Sort through the entries below and pull out lines containing the word "ylabel".
━━ Information provided
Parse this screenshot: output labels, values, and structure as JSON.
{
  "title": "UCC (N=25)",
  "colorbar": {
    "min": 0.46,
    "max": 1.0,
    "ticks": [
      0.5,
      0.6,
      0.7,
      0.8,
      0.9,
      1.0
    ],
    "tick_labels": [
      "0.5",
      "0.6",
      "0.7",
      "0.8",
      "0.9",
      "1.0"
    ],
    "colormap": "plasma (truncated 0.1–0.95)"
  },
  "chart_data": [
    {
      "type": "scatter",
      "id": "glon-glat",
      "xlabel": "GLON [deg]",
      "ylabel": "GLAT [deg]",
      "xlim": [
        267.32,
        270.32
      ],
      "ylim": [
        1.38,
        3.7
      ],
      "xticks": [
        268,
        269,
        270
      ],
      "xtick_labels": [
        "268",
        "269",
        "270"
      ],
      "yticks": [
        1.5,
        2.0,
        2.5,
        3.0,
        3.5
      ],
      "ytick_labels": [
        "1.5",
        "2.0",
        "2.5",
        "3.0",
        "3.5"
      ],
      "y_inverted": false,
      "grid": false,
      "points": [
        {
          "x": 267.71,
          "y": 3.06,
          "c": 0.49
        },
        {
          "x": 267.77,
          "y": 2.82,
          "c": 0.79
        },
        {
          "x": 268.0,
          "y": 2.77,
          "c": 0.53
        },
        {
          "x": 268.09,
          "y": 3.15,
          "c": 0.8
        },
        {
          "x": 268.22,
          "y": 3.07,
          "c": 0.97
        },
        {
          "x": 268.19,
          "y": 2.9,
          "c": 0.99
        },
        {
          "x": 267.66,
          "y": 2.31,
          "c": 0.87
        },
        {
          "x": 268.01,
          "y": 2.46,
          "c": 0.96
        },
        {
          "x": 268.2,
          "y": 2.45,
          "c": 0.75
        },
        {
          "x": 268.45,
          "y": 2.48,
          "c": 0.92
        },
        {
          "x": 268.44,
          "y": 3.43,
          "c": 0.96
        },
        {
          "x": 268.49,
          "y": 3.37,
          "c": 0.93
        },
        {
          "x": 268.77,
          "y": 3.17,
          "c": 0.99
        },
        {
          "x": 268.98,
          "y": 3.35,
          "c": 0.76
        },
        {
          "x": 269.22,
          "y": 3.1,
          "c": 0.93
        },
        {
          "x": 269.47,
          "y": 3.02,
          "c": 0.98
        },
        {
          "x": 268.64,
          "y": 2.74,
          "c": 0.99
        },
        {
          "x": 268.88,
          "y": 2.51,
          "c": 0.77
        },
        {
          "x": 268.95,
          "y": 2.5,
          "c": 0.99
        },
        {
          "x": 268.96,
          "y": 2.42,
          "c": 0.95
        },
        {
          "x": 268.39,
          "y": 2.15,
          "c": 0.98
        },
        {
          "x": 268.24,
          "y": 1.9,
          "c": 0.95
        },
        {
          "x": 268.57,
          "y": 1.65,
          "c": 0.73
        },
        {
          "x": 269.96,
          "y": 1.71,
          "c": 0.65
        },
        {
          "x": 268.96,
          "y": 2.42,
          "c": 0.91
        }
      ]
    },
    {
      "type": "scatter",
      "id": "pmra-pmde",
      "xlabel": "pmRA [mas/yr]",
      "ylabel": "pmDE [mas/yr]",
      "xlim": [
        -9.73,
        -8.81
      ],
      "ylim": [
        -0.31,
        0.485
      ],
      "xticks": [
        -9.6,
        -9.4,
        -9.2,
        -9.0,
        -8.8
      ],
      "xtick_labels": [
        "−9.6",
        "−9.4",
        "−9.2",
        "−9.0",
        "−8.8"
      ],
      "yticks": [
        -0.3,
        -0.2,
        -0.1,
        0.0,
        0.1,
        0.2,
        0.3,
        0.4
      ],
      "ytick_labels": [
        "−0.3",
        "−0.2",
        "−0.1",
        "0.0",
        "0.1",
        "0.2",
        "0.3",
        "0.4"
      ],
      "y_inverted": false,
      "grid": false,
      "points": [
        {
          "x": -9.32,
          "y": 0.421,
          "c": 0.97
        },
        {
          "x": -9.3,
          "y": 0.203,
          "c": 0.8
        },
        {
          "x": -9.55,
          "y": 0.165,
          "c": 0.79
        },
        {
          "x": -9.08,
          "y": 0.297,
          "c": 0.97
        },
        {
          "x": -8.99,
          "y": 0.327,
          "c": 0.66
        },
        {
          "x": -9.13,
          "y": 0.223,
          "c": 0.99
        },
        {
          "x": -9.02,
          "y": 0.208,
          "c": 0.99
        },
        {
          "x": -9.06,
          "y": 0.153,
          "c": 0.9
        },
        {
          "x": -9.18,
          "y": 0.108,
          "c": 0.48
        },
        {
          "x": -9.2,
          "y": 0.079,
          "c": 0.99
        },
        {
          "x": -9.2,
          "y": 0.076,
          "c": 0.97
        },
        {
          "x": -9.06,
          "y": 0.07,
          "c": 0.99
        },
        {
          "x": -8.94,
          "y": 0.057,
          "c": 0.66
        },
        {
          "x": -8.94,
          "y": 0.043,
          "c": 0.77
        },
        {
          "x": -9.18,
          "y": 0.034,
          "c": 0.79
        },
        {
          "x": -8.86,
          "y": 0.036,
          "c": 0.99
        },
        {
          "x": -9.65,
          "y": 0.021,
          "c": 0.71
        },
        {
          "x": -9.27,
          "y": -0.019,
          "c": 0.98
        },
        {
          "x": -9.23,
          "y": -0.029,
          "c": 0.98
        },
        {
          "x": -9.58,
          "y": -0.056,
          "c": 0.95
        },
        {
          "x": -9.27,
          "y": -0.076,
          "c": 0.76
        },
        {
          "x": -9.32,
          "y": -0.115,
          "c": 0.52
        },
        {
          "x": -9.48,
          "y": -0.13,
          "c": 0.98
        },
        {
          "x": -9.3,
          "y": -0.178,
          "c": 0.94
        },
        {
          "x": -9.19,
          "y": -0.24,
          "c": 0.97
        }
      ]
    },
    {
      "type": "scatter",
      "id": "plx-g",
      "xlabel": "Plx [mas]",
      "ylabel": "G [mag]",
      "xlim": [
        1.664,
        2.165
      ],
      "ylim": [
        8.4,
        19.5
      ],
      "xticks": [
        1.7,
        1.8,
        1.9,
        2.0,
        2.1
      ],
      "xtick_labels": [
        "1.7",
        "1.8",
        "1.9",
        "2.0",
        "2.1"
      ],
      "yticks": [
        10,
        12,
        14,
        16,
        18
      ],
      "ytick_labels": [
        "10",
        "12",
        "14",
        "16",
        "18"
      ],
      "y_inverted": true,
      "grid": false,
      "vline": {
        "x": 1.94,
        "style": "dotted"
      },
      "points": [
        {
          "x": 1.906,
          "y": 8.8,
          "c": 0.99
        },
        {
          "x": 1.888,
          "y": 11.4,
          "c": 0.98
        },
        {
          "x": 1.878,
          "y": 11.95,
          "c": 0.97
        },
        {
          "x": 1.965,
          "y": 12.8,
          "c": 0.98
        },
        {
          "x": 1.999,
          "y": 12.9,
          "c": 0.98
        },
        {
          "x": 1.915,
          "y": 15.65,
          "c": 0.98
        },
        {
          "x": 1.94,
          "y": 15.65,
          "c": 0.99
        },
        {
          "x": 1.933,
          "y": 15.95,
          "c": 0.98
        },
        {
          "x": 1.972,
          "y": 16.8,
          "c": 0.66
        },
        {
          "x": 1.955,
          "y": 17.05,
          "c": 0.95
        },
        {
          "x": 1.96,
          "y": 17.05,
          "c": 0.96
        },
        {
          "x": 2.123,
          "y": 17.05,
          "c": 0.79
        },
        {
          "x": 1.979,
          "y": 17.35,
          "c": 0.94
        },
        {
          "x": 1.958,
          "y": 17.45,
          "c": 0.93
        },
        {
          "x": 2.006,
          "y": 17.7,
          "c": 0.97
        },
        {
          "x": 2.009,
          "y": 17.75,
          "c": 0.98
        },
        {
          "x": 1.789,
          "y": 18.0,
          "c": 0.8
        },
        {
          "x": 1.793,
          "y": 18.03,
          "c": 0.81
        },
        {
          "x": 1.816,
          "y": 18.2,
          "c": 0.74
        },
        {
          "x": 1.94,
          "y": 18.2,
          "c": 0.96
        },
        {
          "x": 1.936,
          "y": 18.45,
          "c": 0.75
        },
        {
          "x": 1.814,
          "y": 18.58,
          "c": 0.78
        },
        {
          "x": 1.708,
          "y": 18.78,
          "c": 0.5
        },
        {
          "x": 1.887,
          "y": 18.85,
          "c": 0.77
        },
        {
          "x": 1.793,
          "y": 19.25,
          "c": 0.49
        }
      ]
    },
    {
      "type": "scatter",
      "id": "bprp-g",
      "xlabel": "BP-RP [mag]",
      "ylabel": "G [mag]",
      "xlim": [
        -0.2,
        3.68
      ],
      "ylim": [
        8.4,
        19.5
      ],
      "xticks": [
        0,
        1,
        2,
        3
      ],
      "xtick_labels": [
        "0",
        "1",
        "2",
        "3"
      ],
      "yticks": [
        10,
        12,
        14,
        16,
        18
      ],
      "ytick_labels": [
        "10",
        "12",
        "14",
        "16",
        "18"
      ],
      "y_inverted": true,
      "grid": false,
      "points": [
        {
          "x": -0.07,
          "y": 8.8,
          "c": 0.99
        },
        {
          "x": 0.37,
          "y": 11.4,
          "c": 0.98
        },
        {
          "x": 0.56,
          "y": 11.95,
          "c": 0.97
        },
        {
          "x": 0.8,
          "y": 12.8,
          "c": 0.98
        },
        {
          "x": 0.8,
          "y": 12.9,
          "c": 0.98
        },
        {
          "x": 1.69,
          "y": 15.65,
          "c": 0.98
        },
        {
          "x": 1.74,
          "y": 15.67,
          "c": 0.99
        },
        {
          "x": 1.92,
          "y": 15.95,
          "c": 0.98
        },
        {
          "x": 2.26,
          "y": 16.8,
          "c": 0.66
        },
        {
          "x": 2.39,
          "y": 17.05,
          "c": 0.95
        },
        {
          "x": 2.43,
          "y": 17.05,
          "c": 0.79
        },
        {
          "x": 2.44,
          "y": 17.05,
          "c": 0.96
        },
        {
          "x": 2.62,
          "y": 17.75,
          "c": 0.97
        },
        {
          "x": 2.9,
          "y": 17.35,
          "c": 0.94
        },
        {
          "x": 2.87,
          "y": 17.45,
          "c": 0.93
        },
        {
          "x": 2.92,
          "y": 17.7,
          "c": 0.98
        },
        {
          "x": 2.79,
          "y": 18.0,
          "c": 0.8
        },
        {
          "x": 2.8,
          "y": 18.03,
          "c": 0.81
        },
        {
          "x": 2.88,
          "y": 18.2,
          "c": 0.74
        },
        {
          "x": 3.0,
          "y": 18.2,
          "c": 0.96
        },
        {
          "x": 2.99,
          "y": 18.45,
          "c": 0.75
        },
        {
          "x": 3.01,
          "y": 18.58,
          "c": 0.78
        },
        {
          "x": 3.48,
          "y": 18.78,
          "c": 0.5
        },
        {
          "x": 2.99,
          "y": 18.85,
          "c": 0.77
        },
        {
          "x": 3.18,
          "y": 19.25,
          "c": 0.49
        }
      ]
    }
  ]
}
━━━━
Complete output →
      "ylabel": "GLAT [deg]",
      "ylabel": "pmDE [mas/yr]",
      "ylabel": "G [mag]",
      "ylabel": "G [mag]",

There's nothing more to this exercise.